WHAT THIS TASK INVOLVES = Reproduce each record below exactly as written.

DATA EXTRACT =
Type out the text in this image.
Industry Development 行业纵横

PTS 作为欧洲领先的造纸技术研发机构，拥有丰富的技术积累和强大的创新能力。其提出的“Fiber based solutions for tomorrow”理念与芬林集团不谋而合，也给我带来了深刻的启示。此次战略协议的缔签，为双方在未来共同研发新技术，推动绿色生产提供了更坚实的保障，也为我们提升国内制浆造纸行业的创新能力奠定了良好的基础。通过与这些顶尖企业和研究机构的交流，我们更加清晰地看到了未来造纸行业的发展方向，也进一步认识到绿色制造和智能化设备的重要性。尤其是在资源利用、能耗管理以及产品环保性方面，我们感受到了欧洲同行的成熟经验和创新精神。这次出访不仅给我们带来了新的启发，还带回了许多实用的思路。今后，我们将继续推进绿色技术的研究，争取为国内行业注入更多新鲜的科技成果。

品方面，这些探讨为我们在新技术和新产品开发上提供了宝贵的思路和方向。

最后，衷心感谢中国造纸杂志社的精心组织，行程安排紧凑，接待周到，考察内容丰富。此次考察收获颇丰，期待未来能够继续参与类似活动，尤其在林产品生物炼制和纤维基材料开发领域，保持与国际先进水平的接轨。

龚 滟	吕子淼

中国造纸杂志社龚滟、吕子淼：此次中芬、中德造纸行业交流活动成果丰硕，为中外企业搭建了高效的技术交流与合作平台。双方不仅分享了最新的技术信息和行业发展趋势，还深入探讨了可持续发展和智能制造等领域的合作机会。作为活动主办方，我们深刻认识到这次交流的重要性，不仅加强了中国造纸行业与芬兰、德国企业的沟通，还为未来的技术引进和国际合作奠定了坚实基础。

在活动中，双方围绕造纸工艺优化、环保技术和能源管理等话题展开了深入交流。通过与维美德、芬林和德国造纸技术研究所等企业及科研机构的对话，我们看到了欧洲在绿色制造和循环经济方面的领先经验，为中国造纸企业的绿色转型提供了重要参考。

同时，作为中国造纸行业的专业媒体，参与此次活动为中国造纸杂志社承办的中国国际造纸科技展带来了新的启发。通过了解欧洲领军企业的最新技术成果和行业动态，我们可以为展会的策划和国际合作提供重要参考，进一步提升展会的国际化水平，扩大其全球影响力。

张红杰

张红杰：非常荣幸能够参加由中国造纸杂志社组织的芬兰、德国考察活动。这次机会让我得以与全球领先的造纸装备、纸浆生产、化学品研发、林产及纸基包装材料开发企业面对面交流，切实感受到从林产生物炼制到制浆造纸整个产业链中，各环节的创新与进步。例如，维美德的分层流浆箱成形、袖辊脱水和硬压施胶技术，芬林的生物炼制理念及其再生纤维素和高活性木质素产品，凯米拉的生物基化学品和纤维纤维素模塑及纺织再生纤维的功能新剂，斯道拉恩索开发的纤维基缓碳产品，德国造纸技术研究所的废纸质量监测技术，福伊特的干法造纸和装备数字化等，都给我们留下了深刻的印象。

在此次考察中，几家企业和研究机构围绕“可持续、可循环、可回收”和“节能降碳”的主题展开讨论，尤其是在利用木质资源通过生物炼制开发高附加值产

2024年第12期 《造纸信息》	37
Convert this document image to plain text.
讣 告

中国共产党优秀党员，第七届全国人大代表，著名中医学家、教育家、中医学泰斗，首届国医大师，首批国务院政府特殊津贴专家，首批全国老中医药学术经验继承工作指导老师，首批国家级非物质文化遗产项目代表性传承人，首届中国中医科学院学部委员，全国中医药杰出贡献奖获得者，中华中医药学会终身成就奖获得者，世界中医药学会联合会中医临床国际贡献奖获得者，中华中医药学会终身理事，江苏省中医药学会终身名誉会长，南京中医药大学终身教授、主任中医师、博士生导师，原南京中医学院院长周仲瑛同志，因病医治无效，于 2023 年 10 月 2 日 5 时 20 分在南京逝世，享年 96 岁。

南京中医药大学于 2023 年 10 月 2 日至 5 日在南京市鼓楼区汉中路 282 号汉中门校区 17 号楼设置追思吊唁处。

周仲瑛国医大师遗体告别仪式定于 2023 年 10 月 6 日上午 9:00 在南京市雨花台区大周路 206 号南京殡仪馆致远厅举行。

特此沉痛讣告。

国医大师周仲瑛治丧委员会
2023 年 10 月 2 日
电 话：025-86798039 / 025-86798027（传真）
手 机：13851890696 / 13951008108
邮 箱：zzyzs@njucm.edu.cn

TASK ANSWER =
Type out the text in this image.
Industry Development 行业纵横

PTS 作为欧洲领先的造纸技术研发机构，拥有丰富的技术积累和强大的创新能力。其提出的“Fiber based solutions for tomorrow”理念与芬林集团不谋而合，也给我带来了深刻的启示。此次战略协议的缔签，为双方在未来共同研发新技术，推动绿色生产提供了更坚实的保障，也为我们提升国内制浆造纸行业的创新能力奠定了良好的基础。通过与这些顶尖企业和研究机构的交流，我们更加清晰地看到了未来造纸行业的发展方向，也进一步认识到绿色制造和智能化设备的重要性。尤其是在资源利用、能耗管理以及产品环保性方面，我们感受到了欧洲同行的成熟经验和创新精神。这次出访不仅给我们带来了新的启发，还带回了许多实用的思路。今后，我们将继续推进绿色技术的研究，争取为国内行业注入更多新鲜的科技成果。

品方面，这些探讨为我们在新技术和新产品开发上提供了宝贵的思路和方向。

最后，衷心感谢中国造纸杂志社的精心组织，行程安排紧凑，接待周到，考察内容丰富。此次考察收获颇丰，期待未来能够继续参与类似活动，尤其在林产品生物炼制和纤维基材料开发领域，保持与国际先进水平的接轨。

龚 滟	吕子淼

中国造纸杂志社龚滟、吕子淼：此次中芬、中德造纸行业交流活动成果丰硕，为中外企业搭建了高效的技术交流与合作平台。双方不仅分享了最新的技术信息和行业发展趋势，还深入探讨了可持续发展和智能制造等领域的合作机会。作为活动主办方，我们深刻认识到这次交流的重要性，不仅加强了中国造纸行业与芬兰、德国企业的沟通，还为未来的技术引进和国际合作奠定了坚实基础。

在活动中，双方围绕造纸工艺优化、环保技术和能源管理等话题展开了深入交流。通过与维美德、芬林和德国造纸技术研究所等企业及科研机构的对话，我们看到了欧洲在绿色制造和循环经济方面的领先经验，为中国造纸企业的绿色转型提供了重要参考。

同时，作为中国造纸行业的专业媒体，参与此次活动为中国造纸杂志社承办的中国国际造纸科技展带来了新的启发。通过了解欧洲领军企业的最新技术成果和行业动态，我们可以为展会的策划和国际合作提供重要参考，进一步提升展会的国际化水平，扩大其全球影响力。

张红杰

张红杰：非常荣幸能够参加由中国造纸杂志社组织的芬兰、德国考察活动。这次机会让我得以与全球领先的造纸装备、纸浆生产、化学品研发、林产及纸基包装材料开发企业面对面交流，切实感受到从林产生物炼制到制浆造纸整个产业链中，各环节的创新与进步。例如，维美德的分层流浆箱成形、袖辊脱水和硬压施胶技术，芬林的生物炼制理念及其再生纤维素和高活性木质素产品，凯米拉的生物基化学品和纤维纤维素模塑及纺织再生纤维的功能新剂，斯道拉恩索开发的纤维基缓碳产品，德国造纸技术研究所的废纸质量监测技术，福伊特的干法造纸和装备数字化等，都给我们留下了深刻的印象。

在此次考察中，几家企业和研究机构围绕“可持续、可循环、可回收”和“节能降碳”的主题展开讨论，尤其是在利用木质资源通过生物炼制开发高附加值产

2024年第12期 《造纸信息》	37
Convert this document image to plain text.
讣 告

中国共产党优秀党员，第七届全国人大代表，著名中医学家、教育家、中医学泰斗，首届国医大师，首批国务院政府特殊津贴专家，首批全国老中医药学术经验继承工作指导老师，首批国家级非物质文化遗产项目代表性传承人，首届中国中医科学院学部委员，全国中医药杰出贡献奖获得者，中华中医药学会终身成就奖获得者，世界中医药学会联合会中医临床国际贡献奖获得者，中华中医药学会终身理事，江苏省中医药学会终身名誉会长，南京中医药大学终身教授、主任中医师、博士生导师，原南京中医学院院长周仲瑛同志，因病医治无效，于 2023 年 10 月 2 日 5 时 20 分在南京逝世，享年 96 岁。

南京中医药大学于 2023 年 10 月 2 日至 5 日在南京市鼓楼区汉中路 282 号汉中门校区 17 号楼设置追思吊唁处。

周仲瑛国医大师遗体告别仪式定于 2023 年 10 月 6 日上午 9:00 在南京市雨花台区大周路 206 号南京殡仪馆致远厅举行。

特此沉痛讣告。

国医大师周仲瑛治丧委员会
2023 年 10 月 2 日
电 话：025-86798039 / 025-86798027（传真）
手 机：13851890696 / 13951008108
邮 箱：zzyzs@njucm.edu.cn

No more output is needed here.